_Given request:_
Pick out each line with the word "recipient" from the material that follows.

(A run of records)

++++

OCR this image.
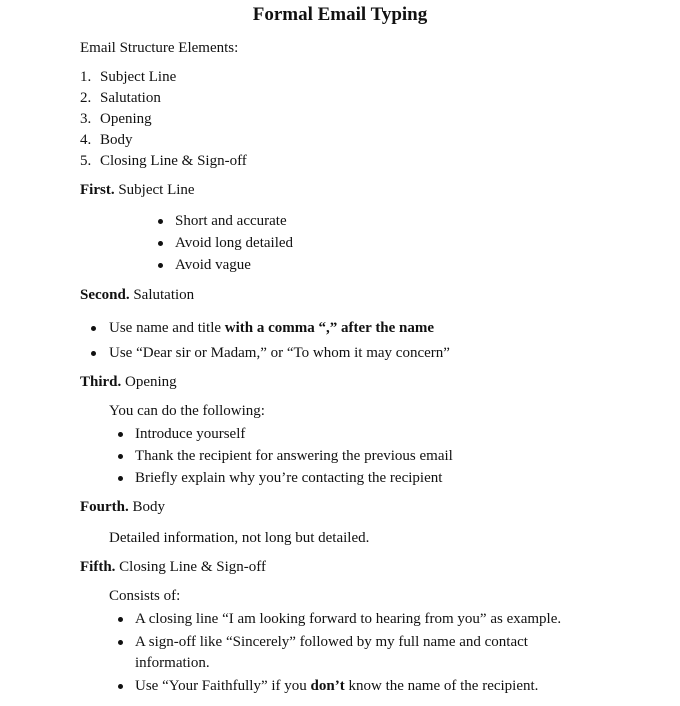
Formal Email Typing
Email Structure Elements:
1. Subject Line
2. Salutation
3. Opening
4. Body
5. Closing Line & Sign-off
First. Subject Line
Short and accurate
Avoid long detailed
Avoid vague
Second. Salutation
Use name and title with a comma “,” after the name
Use “Dear sir or Madam,” or “To whom it may concern”
Third. Opening
You can do the following:
Introduce yourself
Thank the recipient for answering the previous email
Briefly explain why you’re contacting the recipient
Fourth. Body
Detailed information, not long but detailed.
Fifth. Closing Line & Sign-off
Consists of:
A closing line “I am looking forward to hearing from you” as example.
A sign-off like “Sincerely” followed by my full name and contact
information.
Use “Your Faithfully” if you don’t know the name of the recipient.
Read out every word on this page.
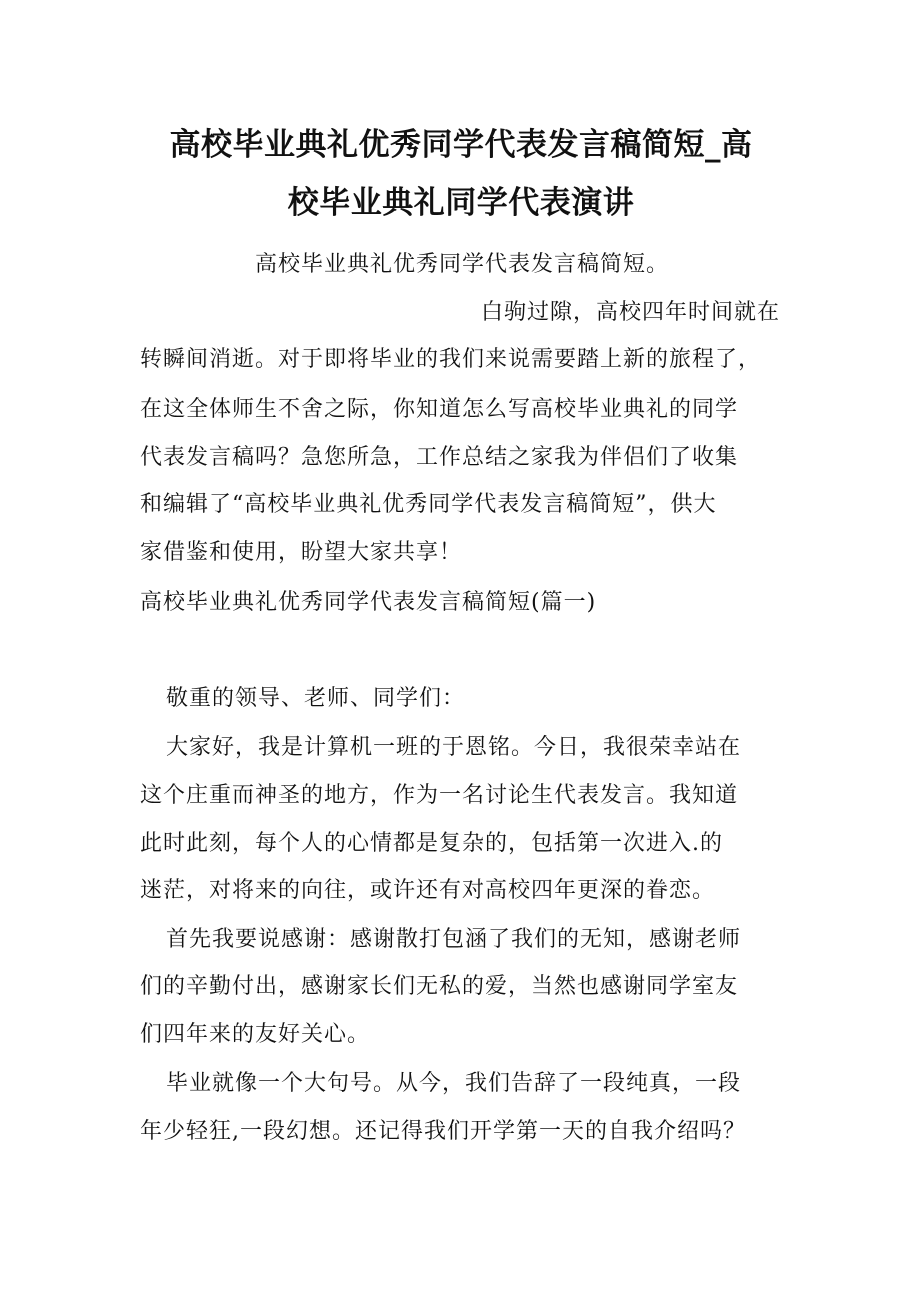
高校毕业典礼优秀同学代表发言稿简短_高
校毕业典礼同学代表演讲
高校毕业典礼优秀同学代表发言稿简短。
白驹过隙，高校四年时间就在
转瞬间消逝。对于即将毕业的我们来说需要踏上新的旅程了，
在这全体师生不舍之际，你知道怎么写高校毕业典礼的同学
代表发言稿吗？急您所急，工作总结之家我为伴侣们了收集
和编辑了“高校毕业典礼优秀同学代表发言稿简短”，供大
家借鉴和使用，盼望大家共享！
高校毕业典礼优秀同学代表发言稿简短(篇一)
敬重的领导、老师、同学们：
大家好，我是计算机一班的于恩铭。今日，我很荣幸站在
这个庄重而神圣的地方，作为一名讨论生代表发言。我知道
此时此刻，每个人的心情都是复杂的，包括第一次进入.的
迷茫，对将来的向往，或许还有对高校四年更深的眷恋。
首先我要说感谢：感谢散打包涵了我们的无知，感谢老师
们的辛勤付出，感谢家长们无私的爱，当然也感谢同学室友
们四年来的友好关心。
毕业就像一个大句号。从今，我们告辞了一段纯真，一段
年少轻狂,一段幻想。还记得我们开学第一天的自我介绍吗？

++++

_Answer to this exercise:_
Thank the recipient for answering the previous email
Briefly explain why you’re contacting the recipient
Use “Your Faithfully” if you don’t know the name of the recipient.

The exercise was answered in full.